**Set problem**
Transcribe every line, keeping it exact.

--- begin Listing ---

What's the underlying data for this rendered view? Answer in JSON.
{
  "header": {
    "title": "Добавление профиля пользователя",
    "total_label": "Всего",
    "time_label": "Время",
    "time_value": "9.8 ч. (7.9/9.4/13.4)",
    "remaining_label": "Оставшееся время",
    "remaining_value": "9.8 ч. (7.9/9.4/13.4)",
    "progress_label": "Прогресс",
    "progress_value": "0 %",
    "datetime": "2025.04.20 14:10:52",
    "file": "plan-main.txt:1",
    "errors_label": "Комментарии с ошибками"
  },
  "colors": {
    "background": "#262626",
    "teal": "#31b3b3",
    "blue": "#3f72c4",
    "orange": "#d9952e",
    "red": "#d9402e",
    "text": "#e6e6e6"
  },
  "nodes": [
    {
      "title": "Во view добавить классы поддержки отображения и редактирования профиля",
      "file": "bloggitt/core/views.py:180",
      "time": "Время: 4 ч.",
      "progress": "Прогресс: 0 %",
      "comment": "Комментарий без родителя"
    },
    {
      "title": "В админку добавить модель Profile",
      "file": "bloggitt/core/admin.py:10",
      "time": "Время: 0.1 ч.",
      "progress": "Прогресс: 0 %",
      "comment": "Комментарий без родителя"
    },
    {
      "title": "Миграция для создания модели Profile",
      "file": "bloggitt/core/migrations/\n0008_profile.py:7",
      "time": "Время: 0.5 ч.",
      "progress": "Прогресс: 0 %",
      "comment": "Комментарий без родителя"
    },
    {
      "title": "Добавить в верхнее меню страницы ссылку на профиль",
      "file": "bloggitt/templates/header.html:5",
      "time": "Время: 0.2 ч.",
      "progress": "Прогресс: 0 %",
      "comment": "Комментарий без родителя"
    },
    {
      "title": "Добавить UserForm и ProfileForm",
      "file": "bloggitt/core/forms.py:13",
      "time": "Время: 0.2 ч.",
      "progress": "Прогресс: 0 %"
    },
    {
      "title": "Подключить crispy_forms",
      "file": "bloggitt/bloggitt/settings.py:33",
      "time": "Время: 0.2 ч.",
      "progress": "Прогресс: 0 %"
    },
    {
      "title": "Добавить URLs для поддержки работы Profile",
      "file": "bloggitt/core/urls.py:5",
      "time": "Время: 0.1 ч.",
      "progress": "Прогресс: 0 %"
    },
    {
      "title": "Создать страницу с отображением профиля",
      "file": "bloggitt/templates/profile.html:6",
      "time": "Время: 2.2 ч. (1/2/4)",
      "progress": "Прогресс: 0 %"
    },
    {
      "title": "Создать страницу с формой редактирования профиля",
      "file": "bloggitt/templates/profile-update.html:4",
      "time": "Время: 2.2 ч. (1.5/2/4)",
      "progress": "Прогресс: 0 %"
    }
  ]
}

--- end Listing ---

**Result of this task**
What's the underlying data for this rendered view? Answer in JSON.
{
  "header": {
    "title": "Добавление профиля пользователя",
    "total_label": "Всего",
    "time_label": "Время",
    "time_value": "9.8 ч. (7.9/9.4/13.4)",
    "remaining_label": "Оставшееся время",
    "remaining_value": "9.8 ч. (7.9/9.4/13.4)",
    "progress_label": "Прогресс",
    "progress_value": "0 %",
    "datetime": "2025.04.20 14:10:52",
    "file": "plan-main.txt:1",
    "errors_label": "Комментарии с ошибками"
  },
  "colors": {
    "background": "#262626",
    "teal": "#31b3b3",
    "blue": "#3f72c4",
    "orange": "#d9952e",
    "red": "#d9402e",
    "text": "#e6e6e6"
  },
  "nodes": [
    {
      "title": "Во view добавить классы поддержки отображения и редактирования профиля",
      "file": "bloggitt/core/views.py:180",
      "time": "Время: 4 ч.",
      "progress": "Прогресс: 0 %",
      "comment": "Комментарий без родителя"
    },
    {
      "title": "В админку добавить модель Profile",
      "file": "bloggitt/core/admin.py:10",
      "time": "Время: 0.1 ч.",
      "progress": "Прогресс: 0 %",
      "comment": "Комментарий без родителя"
    },
    {
      "title": "Миграция для создания модели Profile",
      "file": "bloggitt/core/migrations/\n0008_profile.py:7",
      "time": "Время: 0.5 ч.",
      "progress": "Прогресс: 0 %",
      "comment": "Комментарий без родителя"
    },
    {
      "title": "Добавить в верхнее меню страницы ссылку на профиль",
      "file": "bloggitt/templates/header.html:5",
      "time": "Время: 0.2 ч.",
      "progress": "Прогресс: 0 %",
      "comment": "Комментарий без родителя"
    },
    {
      "title": "Добавить UserForm и ProfileForm",
      "file": "bloggitt/core/forms.py:13",
      "time": "Время: 0.2 ч.",
      "progress": "Прогресс: 0 %"
    },
    {
      "title": "Подключить crispy_forms",
      "file": "bloggitt/bloggitt/settings.py:33",
      "time": "Время: 0.2 ч.",
      "progress": "Прогресс: 0 %"
    },
    {
      "title": "Добавить URLs для поддержки работы Profile",
      "file": "bloggitt/core/urls.py:5",
      "time": "Время: 0.1 ч.",
      "progress": "Прогресс: 0 %"
    },
    {
      "title": "Создать страницу с отображением профиля",
      "file": "bloggitt/templates/profile.html:6",
      "time": "Время: 2.2 ч. (1/2/4)",
      "progress": "Прогресс: 0 %"
    },
    {
      "title": "Создать страницу с формой редактирования профиля",
      "file": "bloggitt/templates/profile-update.html:4",
      "time": "Время: 2.2 ч. (1.5/2/4)",
      "progress": "Прогресс: 0 %"
    }
  ]
}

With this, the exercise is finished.